Figure dataset records:
....
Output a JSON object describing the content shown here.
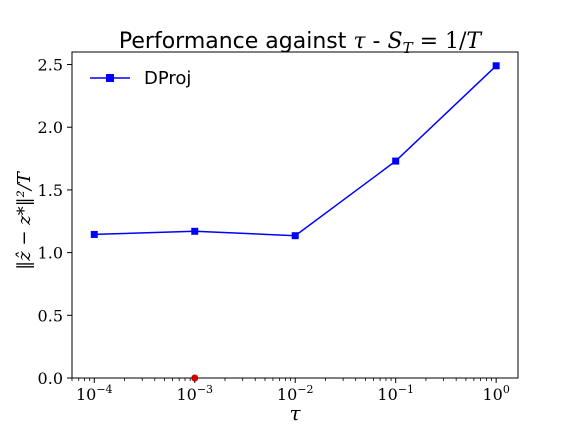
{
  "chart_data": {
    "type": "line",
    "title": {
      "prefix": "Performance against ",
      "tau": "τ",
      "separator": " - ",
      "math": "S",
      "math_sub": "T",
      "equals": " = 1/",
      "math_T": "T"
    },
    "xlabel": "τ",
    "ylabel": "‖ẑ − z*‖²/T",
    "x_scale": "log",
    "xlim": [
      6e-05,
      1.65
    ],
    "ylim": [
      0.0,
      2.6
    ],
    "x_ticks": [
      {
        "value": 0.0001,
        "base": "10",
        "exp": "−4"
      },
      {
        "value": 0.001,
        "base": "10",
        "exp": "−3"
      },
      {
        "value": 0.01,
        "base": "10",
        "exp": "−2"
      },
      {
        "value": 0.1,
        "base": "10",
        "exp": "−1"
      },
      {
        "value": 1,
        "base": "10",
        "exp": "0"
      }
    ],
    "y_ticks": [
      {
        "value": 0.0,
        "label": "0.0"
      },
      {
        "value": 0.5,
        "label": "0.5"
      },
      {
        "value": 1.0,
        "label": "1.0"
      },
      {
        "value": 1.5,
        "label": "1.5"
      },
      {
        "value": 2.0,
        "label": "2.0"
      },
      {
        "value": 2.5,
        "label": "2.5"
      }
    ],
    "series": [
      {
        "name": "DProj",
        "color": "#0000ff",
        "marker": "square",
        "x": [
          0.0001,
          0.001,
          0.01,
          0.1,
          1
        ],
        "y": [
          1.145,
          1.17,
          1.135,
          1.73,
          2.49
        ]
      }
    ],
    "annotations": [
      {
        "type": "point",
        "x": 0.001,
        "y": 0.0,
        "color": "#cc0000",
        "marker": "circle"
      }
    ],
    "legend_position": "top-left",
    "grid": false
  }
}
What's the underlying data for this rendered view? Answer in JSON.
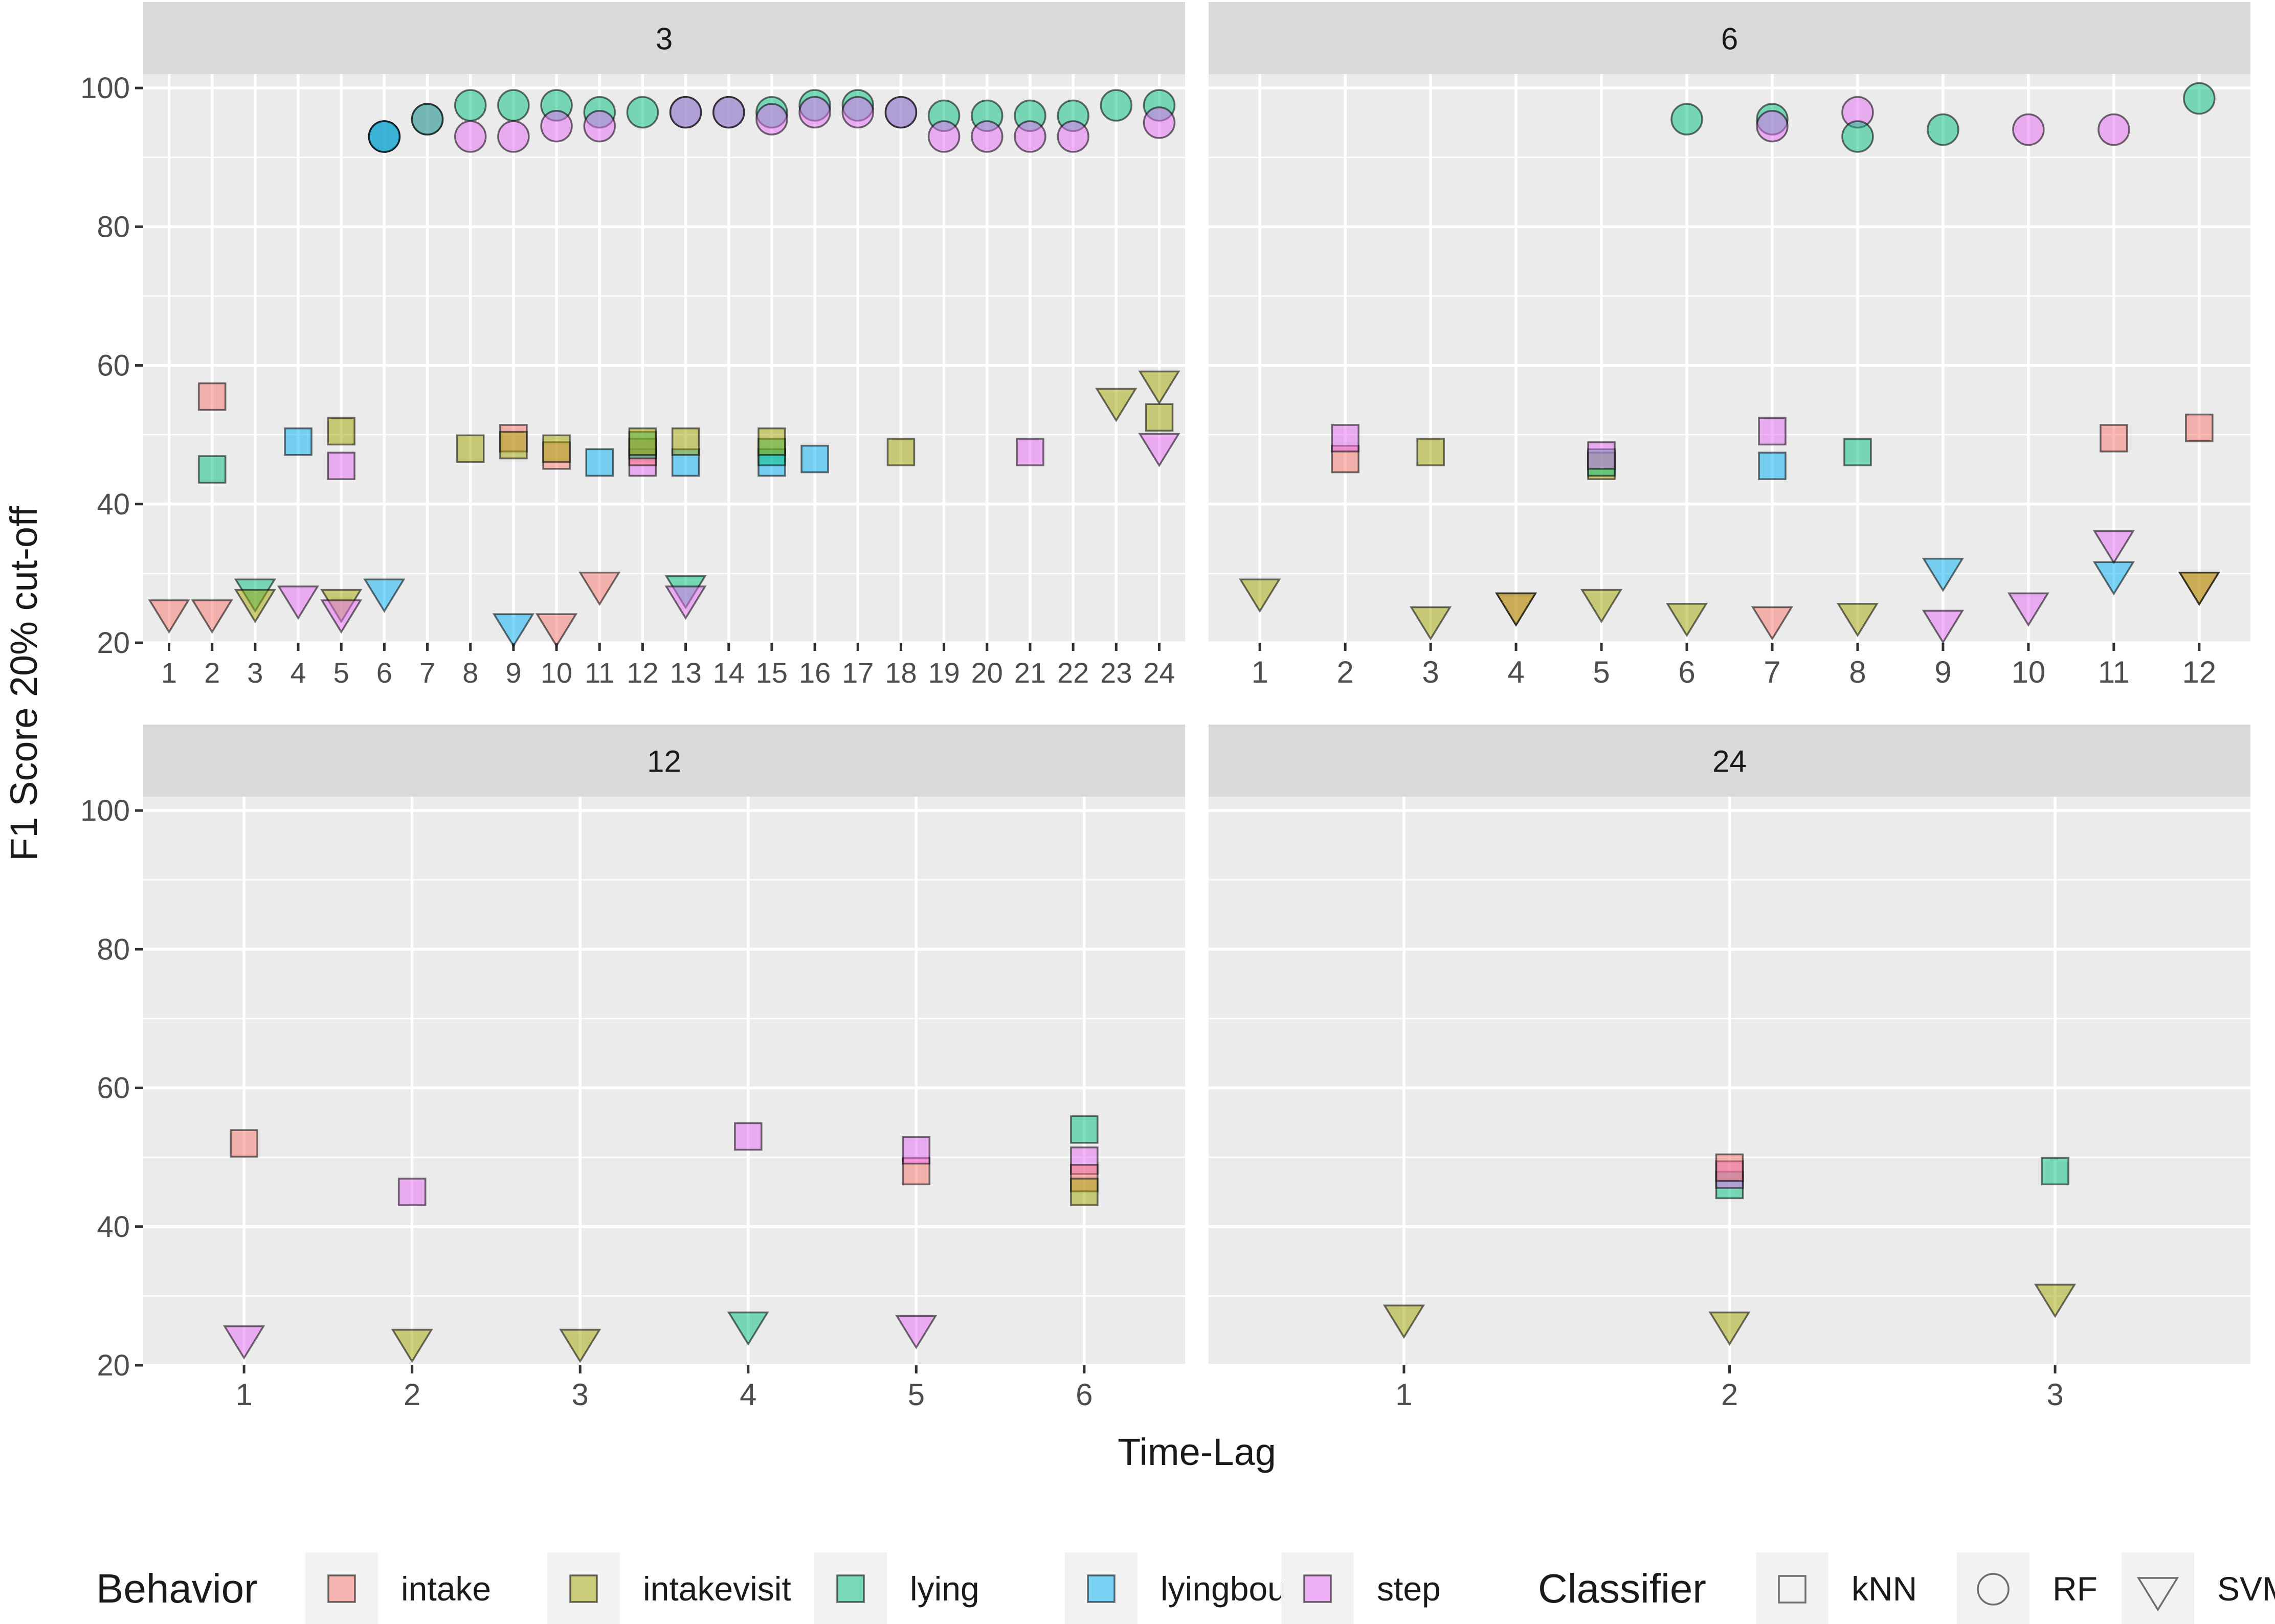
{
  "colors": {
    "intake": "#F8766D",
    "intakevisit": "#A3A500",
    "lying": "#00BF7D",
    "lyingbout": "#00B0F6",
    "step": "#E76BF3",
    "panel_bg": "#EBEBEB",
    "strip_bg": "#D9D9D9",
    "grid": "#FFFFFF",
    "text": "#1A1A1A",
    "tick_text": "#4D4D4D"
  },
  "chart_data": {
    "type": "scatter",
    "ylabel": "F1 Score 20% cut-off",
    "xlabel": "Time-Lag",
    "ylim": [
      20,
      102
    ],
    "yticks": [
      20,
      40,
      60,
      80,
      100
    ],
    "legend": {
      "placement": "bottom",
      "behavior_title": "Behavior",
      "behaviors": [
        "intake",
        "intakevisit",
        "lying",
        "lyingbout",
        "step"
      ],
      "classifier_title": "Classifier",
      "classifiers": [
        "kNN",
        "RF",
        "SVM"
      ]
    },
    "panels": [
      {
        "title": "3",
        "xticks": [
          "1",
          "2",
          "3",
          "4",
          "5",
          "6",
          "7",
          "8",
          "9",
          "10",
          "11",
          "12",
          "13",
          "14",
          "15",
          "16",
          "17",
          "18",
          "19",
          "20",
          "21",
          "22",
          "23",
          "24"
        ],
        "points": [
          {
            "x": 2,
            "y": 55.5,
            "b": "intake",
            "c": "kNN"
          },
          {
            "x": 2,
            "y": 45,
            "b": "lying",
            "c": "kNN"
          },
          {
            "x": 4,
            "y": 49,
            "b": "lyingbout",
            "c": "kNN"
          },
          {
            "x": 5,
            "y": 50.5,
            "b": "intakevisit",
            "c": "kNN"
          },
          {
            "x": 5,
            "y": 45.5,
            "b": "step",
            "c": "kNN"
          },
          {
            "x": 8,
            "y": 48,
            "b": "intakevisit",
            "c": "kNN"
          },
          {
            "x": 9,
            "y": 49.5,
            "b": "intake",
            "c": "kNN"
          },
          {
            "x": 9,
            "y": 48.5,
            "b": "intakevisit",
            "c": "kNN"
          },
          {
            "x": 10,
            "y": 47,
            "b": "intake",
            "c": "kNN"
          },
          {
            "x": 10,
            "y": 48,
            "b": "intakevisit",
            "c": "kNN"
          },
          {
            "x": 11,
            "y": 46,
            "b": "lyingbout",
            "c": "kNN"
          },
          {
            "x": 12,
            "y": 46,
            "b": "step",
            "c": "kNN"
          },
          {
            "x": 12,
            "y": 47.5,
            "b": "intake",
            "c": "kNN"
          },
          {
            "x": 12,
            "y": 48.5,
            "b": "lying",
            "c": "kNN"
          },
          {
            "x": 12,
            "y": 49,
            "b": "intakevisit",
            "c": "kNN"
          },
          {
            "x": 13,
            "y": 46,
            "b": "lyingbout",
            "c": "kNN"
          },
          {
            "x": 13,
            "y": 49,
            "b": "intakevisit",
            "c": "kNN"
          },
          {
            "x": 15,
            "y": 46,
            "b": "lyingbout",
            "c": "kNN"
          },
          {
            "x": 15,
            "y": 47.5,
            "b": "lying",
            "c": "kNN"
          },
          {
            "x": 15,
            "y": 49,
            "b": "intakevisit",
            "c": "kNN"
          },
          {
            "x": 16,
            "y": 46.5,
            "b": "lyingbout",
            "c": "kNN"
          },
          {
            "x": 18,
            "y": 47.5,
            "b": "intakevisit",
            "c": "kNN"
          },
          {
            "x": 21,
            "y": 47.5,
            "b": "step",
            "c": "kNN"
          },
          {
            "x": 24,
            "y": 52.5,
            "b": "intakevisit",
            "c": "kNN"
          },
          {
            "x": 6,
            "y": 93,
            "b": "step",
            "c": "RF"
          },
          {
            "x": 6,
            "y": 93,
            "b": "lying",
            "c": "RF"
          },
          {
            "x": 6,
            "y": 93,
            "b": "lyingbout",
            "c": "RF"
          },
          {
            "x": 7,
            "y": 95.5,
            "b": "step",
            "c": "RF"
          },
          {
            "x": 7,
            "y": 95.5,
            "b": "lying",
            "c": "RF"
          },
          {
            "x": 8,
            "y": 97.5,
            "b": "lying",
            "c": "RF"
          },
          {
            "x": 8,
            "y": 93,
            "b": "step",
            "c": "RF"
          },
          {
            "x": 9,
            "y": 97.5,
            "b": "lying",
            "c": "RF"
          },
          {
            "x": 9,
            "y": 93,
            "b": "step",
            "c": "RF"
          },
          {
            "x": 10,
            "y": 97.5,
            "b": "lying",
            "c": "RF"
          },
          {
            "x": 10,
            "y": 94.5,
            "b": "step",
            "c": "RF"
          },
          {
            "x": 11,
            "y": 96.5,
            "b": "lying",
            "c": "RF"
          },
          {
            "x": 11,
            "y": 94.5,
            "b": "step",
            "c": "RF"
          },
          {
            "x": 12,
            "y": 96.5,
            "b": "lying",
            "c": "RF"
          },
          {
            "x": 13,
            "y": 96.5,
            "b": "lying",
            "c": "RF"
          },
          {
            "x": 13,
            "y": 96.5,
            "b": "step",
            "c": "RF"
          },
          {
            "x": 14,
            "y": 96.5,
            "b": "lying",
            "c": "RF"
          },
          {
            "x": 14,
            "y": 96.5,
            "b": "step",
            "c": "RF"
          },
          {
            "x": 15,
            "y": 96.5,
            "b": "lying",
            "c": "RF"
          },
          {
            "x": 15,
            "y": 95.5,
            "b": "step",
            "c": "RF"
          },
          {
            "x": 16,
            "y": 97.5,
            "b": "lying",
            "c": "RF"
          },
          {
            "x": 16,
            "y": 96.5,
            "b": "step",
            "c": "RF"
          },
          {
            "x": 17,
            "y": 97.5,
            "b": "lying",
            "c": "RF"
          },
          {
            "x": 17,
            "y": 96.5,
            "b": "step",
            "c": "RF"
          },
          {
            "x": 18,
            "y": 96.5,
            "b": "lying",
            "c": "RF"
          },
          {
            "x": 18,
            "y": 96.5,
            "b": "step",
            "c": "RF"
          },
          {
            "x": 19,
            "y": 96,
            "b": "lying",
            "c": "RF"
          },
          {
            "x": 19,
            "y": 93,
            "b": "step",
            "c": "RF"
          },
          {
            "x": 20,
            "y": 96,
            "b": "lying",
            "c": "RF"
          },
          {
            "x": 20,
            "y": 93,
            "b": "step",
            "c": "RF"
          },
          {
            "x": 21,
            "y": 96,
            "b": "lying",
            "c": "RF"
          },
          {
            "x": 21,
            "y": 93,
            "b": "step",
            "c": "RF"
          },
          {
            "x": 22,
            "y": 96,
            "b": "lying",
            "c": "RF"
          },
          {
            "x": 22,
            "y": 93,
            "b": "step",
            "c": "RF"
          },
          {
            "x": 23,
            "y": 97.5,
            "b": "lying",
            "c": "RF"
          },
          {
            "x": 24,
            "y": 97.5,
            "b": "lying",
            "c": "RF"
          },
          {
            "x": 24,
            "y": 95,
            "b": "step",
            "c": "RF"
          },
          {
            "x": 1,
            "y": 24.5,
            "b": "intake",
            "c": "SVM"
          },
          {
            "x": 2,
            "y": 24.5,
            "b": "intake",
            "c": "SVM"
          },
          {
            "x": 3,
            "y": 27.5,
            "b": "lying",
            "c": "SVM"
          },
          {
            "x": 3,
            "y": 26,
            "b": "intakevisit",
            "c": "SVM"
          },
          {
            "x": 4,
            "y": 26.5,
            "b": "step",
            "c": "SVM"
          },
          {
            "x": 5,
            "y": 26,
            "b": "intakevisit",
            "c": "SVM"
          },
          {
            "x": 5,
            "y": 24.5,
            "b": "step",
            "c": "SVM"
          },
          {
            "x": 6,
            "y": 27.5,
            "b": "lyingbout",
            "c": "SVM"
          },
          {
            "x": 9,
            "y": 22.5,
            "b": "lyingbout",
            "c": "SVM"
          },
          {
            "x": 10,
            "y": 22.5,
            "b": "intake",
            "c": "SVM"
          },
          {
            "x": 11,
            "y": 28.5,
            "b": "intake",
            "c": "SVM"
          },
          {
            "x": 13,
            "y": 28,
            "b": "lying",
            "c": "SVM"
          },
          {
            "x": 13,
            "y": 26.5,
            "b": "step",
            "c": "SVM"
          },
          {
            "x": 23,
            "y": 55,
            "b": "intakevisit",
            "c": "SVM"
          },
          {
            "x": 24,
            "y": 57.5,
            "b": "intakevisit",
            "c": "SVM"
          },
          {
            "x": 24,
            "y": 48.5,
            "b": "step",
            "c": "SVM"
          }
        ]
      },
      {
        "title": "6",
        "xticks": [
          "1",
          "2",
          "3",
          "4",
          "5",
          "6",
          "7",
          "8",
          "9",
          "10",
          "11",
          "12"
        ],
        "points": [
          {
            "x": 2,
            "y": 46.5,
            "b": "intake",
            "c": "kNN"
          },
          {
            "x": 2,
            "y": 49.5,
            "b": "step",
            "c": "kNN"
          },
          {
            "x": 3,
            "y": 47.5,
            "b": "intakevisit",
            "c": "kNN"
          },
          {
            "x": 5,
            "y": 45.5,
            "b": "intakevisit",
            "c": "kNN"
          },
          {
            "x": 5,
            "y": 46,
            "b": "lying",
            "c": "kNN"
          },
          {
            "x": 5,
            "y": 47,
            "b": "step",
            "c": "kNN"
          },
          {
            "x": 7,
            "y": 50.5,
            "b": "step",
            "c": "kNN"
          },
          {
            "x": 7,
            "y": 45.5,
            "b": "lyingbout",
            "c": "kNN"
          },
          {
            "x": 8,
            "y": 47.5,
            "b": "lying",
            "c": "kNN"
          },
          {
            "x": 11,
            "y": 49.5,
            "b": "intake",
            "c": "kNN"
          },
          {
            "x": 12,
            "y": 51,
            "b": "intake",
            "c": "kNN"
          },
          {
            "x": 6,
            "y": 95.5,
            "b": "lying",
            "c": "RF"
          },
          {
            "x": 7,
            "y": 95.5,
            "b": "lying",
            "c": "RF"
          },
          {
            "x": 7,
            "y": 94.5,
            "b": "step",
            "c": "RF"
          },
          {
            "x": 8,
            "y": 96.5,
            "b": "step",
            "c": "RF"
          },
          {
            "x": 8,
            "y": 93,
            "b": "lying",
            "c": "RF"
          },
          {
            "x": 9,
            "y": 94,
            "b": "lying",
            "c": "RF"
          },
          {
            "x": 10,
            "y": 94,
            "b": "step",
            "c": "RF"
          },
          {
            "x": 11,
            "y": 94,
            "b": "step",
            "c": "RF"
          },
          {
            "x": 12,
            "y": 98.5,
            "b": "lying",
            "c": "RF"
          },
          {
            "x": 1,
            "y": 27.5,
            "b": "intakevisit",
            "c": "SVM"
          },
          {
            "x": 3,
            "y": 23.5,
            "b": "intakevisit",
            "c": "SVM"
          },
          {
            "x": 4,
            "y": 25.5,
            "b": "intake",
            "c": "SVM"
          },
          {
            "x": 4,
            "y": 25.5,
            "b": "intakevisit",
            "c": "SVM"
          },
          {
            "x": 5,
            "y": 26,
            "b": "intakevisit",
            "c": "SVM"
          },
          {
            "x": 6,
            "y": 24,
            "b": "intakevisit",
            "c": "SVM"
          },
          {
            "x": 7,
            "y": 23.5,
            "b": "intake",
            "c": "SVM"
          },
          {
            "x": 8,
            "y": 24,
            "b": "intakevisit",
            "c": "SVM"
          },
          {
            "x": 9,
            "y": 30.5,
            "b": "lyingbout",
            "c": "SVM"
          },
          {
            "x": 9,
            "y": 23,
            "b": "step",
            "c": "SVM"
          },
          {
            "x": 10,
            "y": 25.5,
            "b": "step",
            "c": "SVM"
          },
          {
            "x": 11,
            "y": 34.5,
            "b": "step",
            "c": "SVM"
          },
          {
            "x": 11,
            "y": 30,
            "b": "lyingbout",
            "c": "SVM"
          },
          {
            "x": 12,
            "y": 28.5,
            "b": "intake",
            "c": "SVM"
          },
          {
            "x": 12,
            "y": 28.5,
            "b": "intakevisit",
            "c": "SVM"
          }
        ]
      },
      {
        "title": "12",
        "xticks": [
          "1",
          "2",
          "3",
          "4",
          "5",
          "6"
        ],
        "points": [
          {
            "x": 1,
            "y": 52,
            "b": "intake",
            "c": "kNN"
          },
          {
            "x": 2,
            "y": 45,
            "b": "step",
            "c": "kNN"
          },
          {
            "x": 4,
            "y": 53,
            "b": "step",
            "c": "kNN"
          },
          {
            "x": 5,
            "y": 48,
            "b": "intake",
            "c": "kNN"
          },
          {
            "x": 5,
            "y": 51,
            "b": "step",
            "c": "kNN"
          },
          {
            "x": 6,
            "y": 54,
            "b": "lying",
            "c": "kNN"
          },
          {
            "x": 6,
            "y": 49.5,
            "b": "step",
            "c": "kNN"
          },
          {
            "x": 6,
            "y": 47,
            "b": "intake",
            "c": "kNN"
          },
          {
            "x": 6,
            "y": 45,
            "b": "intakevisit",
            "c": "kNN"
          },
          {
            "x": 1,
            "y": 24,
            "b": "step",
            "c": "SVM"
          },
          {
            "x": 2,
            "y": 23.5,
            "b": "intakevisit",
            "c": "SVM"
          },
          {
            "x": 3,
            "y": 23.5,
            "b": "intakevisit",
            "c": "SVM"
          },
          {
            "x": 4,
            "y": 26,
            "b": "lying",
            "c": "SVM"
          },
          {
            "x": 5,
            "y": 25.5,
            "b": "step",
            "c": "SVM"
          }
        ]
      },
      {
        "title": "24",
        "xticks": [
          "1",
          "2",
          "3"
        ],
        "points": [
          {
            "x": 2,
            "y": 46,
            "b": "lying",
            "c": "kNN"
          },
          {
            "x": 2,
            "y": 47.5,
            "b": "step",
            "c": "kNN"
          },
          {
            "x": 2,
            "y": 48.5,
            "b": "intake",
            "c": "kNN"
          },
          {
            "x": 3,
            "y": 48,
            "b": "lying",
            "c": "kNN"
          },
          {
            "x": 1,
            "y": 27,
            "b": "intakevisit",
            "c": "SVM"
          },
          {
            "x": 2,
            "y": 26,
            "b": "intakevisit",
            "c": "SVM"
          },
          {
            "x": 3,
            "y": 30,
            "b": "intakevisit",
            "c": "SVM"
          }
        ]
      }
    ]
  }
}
....
The task:
Extract every line above that contains the word "JSON".

Answer to this problem:
Output a JSON object describing the content shown here.
What's the underlying data for this rendered view? Answer in JSON.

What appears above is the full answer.